Locate each line in the records containing "kamenné". Copy it.

§ **Provided data**:
-*-

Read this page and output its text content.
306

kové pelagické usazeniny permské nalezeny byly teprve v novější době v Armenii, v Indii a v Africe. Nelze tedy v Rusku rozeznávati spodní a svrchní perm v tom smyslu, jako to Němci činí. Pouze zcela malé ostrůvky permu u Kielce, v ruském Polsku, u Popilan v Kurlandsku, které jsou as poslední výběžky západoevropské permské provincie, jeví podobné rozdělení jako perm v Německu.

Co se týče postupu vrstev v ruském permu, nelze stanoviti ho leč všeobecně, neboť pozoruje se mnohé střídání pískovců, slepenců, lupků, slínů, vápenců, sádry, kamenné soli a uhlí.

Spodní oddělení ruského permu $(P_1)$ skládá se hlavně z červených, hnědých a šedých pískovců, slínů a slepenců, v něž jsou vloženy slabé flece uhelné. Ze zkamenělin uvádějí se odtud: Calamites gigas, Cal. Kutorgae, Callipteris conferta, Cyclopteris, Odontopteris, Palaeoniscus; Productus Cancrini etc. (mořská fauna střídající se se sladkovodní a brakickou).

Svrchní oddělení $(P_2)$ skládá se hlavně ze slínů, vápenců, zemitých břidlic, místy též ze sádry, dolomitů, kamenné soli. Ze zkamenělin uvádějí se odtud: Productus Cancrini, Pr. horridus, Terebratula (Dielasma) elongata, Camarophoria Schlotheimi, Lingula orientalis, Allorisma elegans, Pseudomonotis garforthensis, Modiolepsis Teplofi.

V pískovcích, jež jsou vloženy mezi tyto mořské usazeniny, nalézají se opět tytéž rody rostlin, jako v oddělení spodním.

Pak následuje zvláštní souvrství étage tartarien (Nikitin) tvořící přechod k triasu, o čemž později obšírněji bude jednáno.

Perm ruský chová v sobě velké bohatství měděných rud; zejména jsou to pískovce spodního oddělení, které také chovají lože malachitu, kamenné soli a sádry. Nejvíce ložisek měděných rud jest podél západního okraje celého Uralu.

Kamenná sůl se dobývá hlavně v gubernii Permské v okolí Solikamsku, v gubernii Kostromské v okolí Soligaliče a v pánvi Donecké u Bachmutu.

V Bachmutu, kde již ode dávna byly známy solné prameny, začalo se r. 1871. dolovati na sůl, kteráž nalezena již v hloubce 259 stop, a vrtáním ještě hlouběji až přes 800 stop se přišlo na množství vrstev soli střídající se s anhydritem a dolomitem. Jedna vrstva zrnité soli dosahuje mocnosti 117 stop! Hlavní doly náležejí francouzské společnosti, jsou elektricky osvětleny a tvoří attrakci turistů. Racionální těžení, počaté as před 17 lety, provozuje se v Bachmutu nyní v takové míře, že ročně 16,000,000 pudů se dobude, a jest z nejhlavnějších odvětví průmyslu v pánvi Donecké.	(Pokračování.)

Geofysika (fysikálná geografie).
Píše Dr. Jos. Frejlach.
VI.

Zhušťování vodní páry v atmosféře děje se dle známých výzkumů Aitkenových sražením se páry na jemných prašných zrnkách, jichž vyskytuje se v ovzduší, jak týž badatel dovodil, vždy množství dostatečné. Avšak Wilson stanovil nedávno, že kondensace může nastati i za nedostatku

-*-

§ **Answer for the task**:
Co se týče postupu vrstev v ruském permu, nelze stanoviti ho leč všeobecně, neboť pozoruje se mnohé střídání pískovců, slepenců, lupků, slínů, vápenců, sádry, kamenné soli a uhlí.
Svrchní oddělení $(P_2)$ skládá se hlavně ze slínů, vápenců, zemitých břidlic, místy též ze sádry, dolomitů, kamenné soli. Ze zkamenělin uvádějí se odtud: Productus Cancrini, Pr. horridus, Terebratula (Dielasma) elongata, Camarophoria Schlotheimi, Lingula orientalis, Allorisma elegans, Pseudomonotis garforthensis, Modiolepsis Teplofi.
Perm ruský chová v sobě velké bohatství měděných rud; zejména jsou to pískovce spodního oddělení, které také chovají lože malachitu, kamenné soli a sádry. Nejvíce ložisek měděných rud jest podél západního okraje celého Uralu.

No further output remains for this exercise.